» O que se pede
Responda com base no trecho selecionado abaixo:
1. Qual é a faixa de idade das crianças da escola-creche?
2. Que idade tinha na época o filho de quem narra?
3. Na comparação do final, a que correspondem o caldeirão e a pá?

» Trecho selecionado
****

Mais próximos de Deus… Sulphur

  • Buá, buá, buá…
  • Não sei o que acontece com o bumbum dessas crianças, por mais que os limpe estão sempre sujos… Isso aqui mais parece um chiqueiro! E que fedor! Nossa Senhora, valei-me!

É isso mesmo o que você está pensando. Estamos numa escola-creche com criancinhas de um mês a dez anos de idade. Perguntei do que sofrem e, no meio da agitação e do desespero, veio-me uma frase de Eleonor Roosevelt: “Por não terem quase nada, as crianças precisam confiar mais na imaginação que na consciência”.

Esta é a chave para o sofrimento daqueles que, assim como muitos bebês, têm mais imaginação que consciência e que encontram na filosofia, na meditação, na excentricidade e na ruptura com o convencional um caminho para exercer a sua vocação. Com uma criatividade desmedida e pensamentos reentrantes, foi meu filho, na época com 10 anos, que acrescentou a resposta:

  • O problema com esses “caritchas” é que eles pensam em tantas coisas ao mesmo tempo que não conseguem entender… É como se, ao se lembrar da sua turma do colégio, começassem pelas roupas dos colegas, do tempo se estava frio ou quente… sem falar nas brincadeiras e sacanagens simplesmente…

O que os tocam são o mundo paralelo às realizações, seus valores são diferentes daqueles que a sociedade nos impõe como normais e adequados, tais como se vestir bem, comer direito, estudar para se formar, constituir família… Um resgate precoce do movimento hippie… Mas, lembrar-se de quê? O que aqueles bebês seriam capazes de ver que nós não somos, para estar em tamanha agitação?

  • Vai ver a sopinha do Luís, acho que está quente demais para aquele calorento. Misture com água fria que ele come e pára com a “melecação”… É um enjoado mesmo…

A memória é a faculdade mental mais traiçoeira que existe e, juntamente com a imaginação, é capaz de tudo, até de adoecer. Lembrar-se de algo pode evitar que coisas ruins se repitam, mas pode também fazer com que essas mesmas coisas não desapareçam, fazendo você refém dela, transformando fantasia em realidade. Será que aquelas pequenas criaturas sofriam pela lembrança de um mundo por nós esquecido? Um mundo forjado antes da concepção, comportando-se como um computador de baixíssima memória “RAM”, com pouquíssima capacidade de administrar o volume enorme de informações que consegue armazenar na “ROM”? Ou como um caldeirão (ROM) que precisa de uma pá (RAM) para fazer andar a mistura e não estragar ou desandar, as informações ali contidas? Será que a imaginação é uma memória antepassada (ROM) e o que chamamos de memória (RAM) é apenas um gerenciador de acontecimentos mais recentes?

****

» Registros
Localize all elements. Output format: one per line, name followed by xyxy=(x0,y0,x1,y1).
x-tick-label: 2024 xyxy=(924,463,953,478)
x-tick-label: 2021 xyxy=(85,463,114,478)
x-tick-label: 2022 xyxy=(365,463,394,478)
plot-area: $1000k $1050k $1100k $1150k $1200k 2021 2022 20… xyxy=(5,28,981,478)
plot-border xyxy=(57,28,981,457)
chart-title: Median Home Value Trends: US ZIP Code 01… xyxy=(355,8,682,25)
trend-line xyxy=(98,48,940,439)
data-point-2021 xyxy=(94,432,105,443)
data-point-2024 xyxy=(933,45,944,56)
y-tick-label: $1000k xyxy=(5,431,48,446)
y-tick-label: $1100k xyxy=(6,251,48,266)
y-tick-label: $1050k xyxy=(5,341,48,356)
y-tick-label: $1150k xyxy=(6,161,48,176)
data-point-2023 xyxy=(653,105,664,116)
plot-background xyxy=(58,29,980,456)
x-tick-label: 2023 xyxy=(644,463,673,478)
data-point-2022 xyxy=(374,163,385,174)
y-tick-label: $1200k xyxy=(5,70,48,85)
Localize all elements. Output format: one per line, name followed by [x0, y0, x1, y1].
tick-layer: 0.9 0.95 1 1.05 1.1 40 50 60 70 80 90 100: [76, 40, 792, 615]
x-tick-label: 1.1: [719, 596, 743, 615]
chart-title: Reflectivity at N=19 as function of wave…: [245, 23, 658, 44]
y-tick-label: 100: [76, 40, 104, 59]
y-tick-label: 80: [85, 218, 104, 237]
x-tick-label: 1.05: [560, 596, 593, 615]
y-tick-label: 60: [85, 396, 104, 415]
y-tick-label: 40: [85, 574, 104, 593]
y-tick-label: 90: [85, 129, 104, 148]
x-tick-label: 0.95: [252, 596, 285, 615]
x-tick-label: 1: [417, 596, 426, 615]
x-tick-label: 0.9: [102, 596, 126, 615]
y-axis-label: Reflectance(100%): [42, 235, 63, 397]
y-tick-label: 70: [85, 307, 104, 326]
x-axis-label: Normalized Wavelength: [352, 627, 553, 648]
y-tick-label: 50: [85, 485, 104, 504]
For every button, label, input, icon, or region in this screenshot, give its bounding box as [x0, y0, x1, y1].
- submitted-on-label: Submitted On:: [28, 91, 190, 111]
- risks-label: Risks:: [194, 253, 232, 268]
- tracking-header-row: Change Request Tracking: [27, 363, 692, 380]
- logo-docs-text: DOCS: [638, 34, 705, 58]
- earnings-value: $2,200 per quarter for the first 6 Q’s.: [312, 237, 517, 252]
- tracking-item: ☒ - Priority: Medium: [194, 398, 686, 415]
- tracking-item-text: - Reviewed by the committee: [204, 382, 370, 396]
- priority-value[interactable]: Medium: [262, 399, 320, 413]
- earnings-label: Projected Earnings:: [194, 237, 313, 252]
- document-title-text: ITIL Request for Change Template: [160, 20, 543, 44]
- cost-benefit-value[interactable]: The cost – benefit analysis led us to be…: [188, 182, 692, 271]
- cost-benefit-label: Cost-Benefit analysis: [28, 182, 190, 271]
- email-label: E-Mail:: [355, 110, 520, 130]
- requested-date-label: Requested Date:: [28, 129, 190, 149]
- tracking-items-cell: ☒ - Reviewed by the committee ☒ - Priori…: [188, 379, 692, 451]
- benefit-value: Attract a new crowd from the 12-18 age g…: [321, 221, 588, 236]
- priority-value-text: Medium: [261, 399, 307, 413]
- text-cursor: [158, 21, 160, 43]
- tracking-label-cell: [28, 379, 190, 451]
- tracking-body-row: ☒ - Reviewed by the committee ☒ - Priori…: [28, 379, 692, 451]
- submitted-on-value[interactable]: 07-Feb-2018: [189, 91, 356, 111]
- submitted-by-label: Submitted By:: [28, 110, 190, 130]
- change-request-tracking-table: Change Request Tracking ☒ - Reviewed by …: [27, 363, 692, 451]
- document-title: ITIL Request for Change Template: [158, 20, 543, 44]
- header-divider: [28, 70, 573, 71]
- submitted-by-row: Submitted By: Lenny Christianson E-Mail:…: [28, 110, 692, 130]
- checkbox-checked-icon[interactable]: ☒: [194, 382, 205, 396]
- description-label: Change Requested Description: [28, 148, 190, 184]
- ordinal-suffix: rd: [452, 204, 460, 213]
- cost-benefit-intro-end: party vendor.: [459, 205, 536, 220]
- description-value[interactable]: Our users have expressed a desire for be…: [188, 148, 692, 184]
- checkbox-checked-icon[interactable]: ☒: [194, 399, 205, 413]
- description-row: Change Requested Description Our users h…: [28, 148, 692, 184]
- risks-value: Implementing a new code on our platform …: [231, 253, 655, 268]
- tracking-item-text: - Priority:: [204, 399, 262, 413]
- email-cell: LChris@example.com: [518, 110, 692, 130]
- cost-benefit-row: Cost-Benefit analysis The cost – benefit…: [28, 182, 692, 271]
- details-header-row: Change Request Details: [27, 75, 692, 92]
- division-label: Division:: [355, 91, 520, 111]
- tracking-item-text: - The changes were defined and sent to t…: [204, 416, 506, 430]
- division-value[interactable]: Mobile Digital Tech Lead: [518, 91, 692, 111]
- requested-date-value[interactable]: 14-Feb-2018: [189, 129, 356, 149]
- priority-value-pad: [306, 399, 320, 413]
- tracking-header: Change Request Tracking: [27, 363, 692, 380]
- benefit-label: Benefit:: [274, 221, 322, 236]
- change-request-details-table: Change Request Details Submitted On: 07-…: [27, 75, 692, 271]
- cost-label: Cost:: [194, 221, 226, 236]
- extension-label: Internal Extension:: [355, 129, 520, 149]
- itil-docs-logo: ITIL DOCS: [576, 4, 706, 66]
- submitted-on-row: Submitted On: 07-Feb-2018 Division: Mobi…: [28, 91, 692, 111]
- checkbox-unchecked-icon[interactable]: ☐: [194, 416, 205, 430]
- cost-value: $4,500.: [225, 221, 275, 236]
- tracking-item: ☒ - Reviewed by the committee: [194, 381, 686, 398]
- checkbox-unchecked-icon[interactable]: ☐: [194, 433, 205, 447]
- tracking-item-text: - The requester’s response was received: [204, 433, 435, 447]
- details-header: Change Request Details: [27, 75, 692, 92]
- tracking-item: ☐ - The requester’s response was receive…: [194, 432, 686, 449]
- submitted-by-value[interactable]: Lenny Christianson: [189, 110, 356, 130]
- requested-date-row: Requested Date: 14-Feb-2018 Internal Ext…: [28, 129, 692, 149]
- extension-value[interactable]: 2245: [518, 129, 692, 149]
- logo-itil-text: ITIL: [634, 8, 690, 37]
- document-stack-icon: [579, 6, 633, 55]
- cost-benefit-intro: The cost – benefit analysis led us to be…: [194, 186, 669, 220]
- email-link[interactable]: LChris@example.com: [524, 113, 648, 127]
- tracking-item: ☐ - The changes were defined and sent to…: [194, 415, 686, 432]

****

» Resposta escrita
1. De um mês a dez anos de idade.
2. 10 anos.
3. O caldeirão corresponde à ROM, e a pá corresponde à RAM.